(Raw records)
>> Begin

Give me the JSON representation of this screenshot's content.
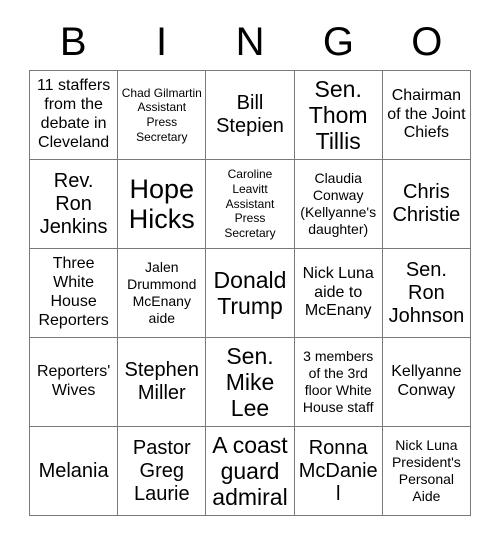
{
  "card": {
    "title": "BINGO",
    "header_letters": [
      "B",
      "I",
      "N",
      "G",
      "O"
    ],
    "rows": 5,
    "columns": 5,
    "colors": {
      "background": "#ffffff",
      "text": "#000000",
      "grid_line": "#7a7a7a"
    },
    "cells": [
      [
        {
          "text": "11 staffers from the debate in Cleveland",
          "size": "md"
        },
        {
          "text": "Chad Gilmartin Assistant Press Secretary",
          "size": "xs"
        },
        {
          "text": "Bill Stepien",
          "size": "lg"
        },
        {
          "text": "Sen. Thom Tillis",
          "size": "xl"
        },
        {
          "text": "Chairman of the Joint Chiefs",
          "size": "md"
        }
      ],
      [
        {
          "text": "Rev. Ron Jenkins",
          "size": "lg"
        },
        {
          "text": "Hope Hicks",
          "size": "xxl"
        },
        {
          "text": "Caroline Leavitt Assistant Press Secretary",
          "size": "xs"
        },
        {
          "text": "Claudia Conway (Kellyanne's daughter)",
          "size": "sm"
        },
        {
          "text": "Chris Christie",
          "size": "lg"
        }
      ],
      [
        {
          "text": "Three White House Reporters",
          "size": "md"
        },
        {
          "text": "Jalen Drummond McEnany aide",
          "size": "sm"
        },
        {
          "text": "Donald Trump",
          "size": "xl"
        },
        {
          "text": "Nick Luna aide to McEnany",
          "size": "md"
        },
        {
          "text": "Sen. Ron Johnson",
          "size": "lg"
        }
      ],
      [
        {
          "text": "Reporters' Wives",
          "size": "md"
        },
        {
          "text": "Stephen Miller",
          "size": "lg"
        },
        {
          "text": "Sen. Mike Lee",
          "size": "xl"
        },
        {
          "text": "3 members of the 3rd floor White House staff",
          "size": "sm"
        },
        {
          "text": "Kellyanne Conway",
          "size": "md"
        }
      ],
      [
        {
          "text": "Melania",
          "size": "lg"
        },
        {
          "text": "Pastor Greg Laurie",
          "size": "lg"
        },
        {
          "text": "A coast guard admiral",
          "size": "xl"
        },
        {
          "text": "Ronna McDaniel",
          "size": "lg"
        },
        {
          "text": "Nick Luna President's Personal Aide",
          "size": "sm"
        }
      ]
    ]
  }
}
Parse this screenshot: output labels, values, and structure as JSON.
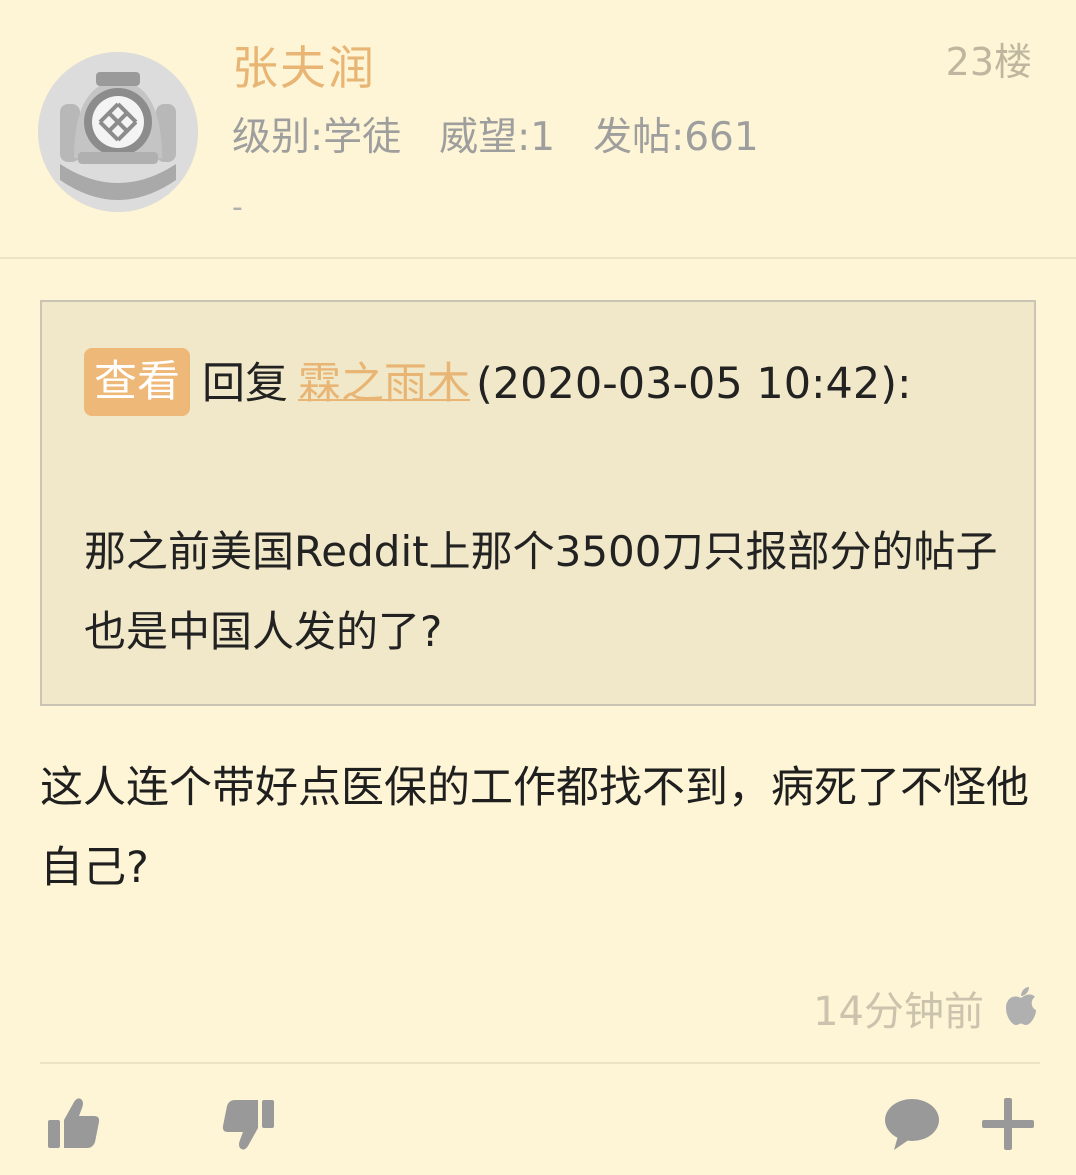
{
  "post": {
    "author": "张夫润",
    "floor": "23楼",
    "level": "级别:学徒",
    "reputation": "威望:1",
    "posts": "发帖:661",
    "signature": "-",
    "quote": {
      "view_label": "查看",
      "reply_word": "回复",
      "user": "霖之雨木",
      "time": "(2020-03-05 10:42):",
      "text": "那之前美国Reddit上那个3500刀只报部分的帖子也是中国人发的了?"
    },
    "body": "这人连个带好点医保的工作都找不到，病死了不怪他自己?",
    "time_ago": "14分钟前"
  },
  "icons": {
    "avatar": "diver-helmet-avatar",
    "device": "apple-icon",
    "like": "thumbs-up-icon",
    "dislike": "thumbs-down-icon",
    "comment": "comment-bubble-icon",
    "more": "plus-icon"
  },
  "colors": {
    "background": "#fdf5d5",
    "accent": "#e8b574",
    "quote_background": "#f0e8c8",
    "icon": "#9a9a9a"
  }
}
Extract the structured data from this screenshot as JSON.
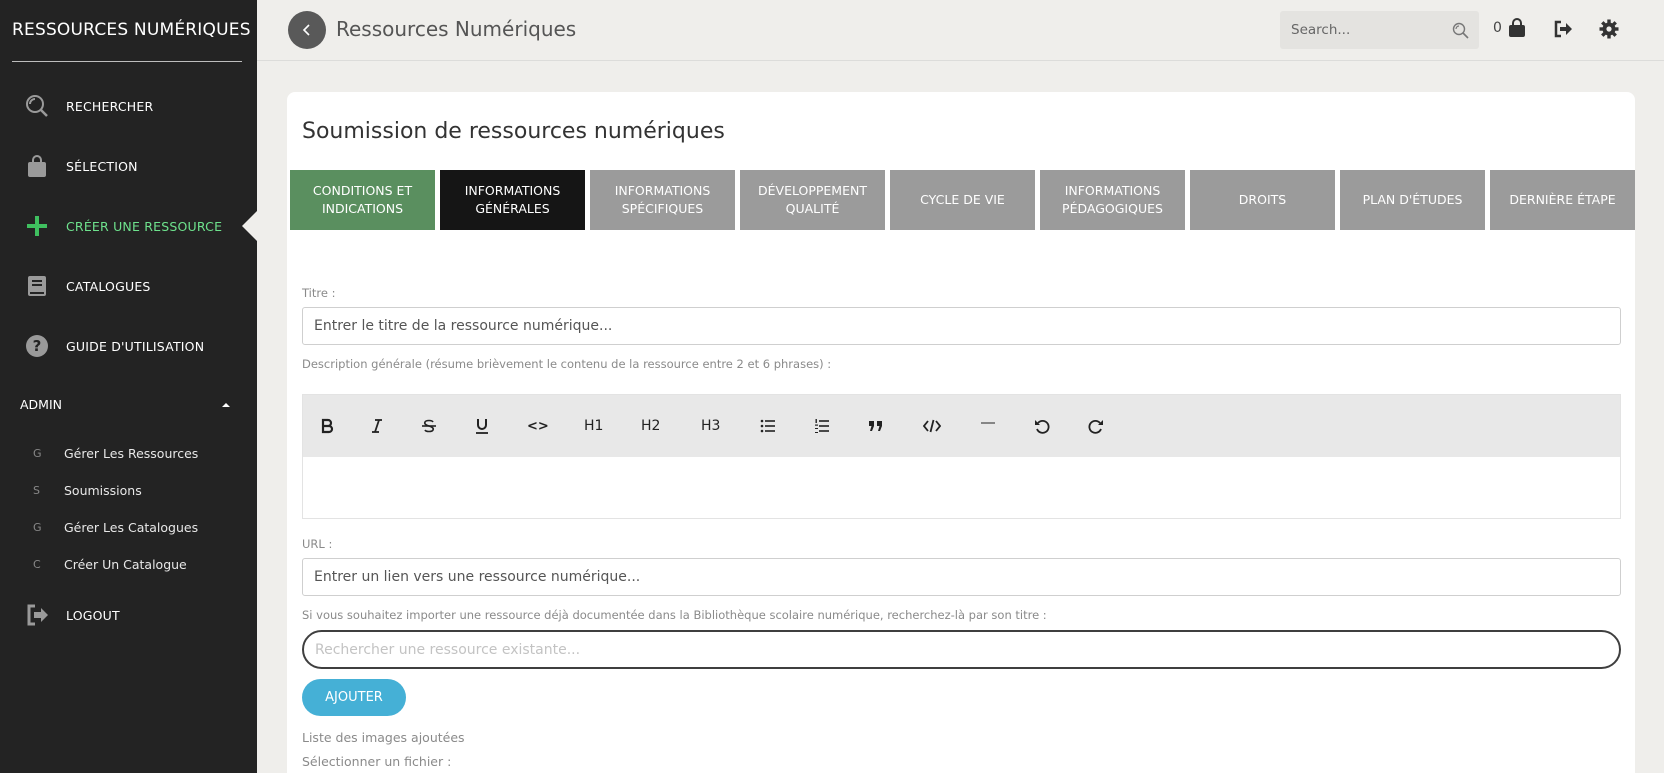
{
  "sidebar": {
    "brand": "RESSOURCES NUMÉRIQUES",
    "items": [
      {
        "label": "RECHERCHER",
        "icon": "search-icon"
      },
      {
        "label": "SÉLECTION",
        "icon": "shopping-bag-icon"
      },
      {
        "label": "CRÉER UNE RESSOURCE",
        "icon": "plus-icon"
      },
      {
        "label": "CATALOGUES",
        "icon": "book-icon"
      },
      {
        "label": "GUIDE D'UTILISATION",
        "icon": "question-icon"
      }
    ],
    "admin": {
      "label": "ADMIN",
      "items": [
        {
          "abbr": "G",
          "label": "Gérer Les Ressources"
        },
        {
          "abbr": "S",
          "label": "Soumissions"
        },
        {
          "abbr": "G",
          "label": "Gérer Les Catalogues"
        },
        {
          "abbr": "C",
          "label": "Créer Un Catalogue"
        }
      ]
    },
    "logout": "LOGOUT",
    "active_color": "#6ee28d"
  },
  "header": {
    "title": "Ressources Numériques",
    "search_placeholder": "Search...",
    "cart_count": "0"
  },
  "main": {
    "title": "Soumission de ressources numériques",
    "tabs": [
      {
        "label": "CONDITIONS ET INDICATIONS",
        "state": "done"
      },
      {
        "label": "INFORMATIONS GÉNÉRALES",
        "state": "current"
      },
      {
        "label": "INFORMATIONS SPÉCIFIQUES",
        "state": "pending"
      },
      {
        "label": "DÉVELOPPEMENT QUALITÉ",
        "state": "pending"
      },
      {
        "label": "CYCLE DE VIE",
        "state": "pending"
      },
      {
        "label": "INFORMATIONS PÉDAGOGIQUES",
        "state": "pending"
      },
      {
        "label": "DROITS",
        "state": "pending"
      },
      {
        "label": "PLAN D'ÉTUDES",
        "state": "pending"
      },
      {
        "label": "DERNIÈRE ÉTAPE",
        "state": "pending"
      }
    ],
    "title_label": "Titre :",
    "title_placeholder": "Entrer le titre de la ressource numérique...",
    "description_label": "Description générale (résume brièvement le contenu de la ressource entre 2 et 6 phrases) :",
    "editor_toolbar": {
      "h1": "H1",
      "h2": "H2",
      "h3": "H3",
      "inline_code": "<>"
    },
    "url_label": "URL :",
    "url_placeholder": "Entrer un lien vers une ressource numérique...",
    "import_label": "Si vous souhaitez importer une ressource déjà documentée dans la Bibliothèque scolaire numérique, recherchez-là par son titre :",
    "import_placeholder": "Rechercher une ressource existante...",
    "add_button": "AJOUTER",
    "images_list_label": "Liste des images ajoutées",
    "file_label": "Sélectionner un fichier :"
  },
  "colors": {
    "tab_done": "#5a8f5f",
    "tab_current": "#151515",
    "tab_pending": "#9b9b9b",
    "add_button": "#45b0d6"
  }
}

>> End

▶ _Written task_
For each line of the listing that holds the word "House", show that line.

▶ _Exercise solution_
          "text": "Three White House Reporters",
          "text": "3 members of the 3rd floor White House staff",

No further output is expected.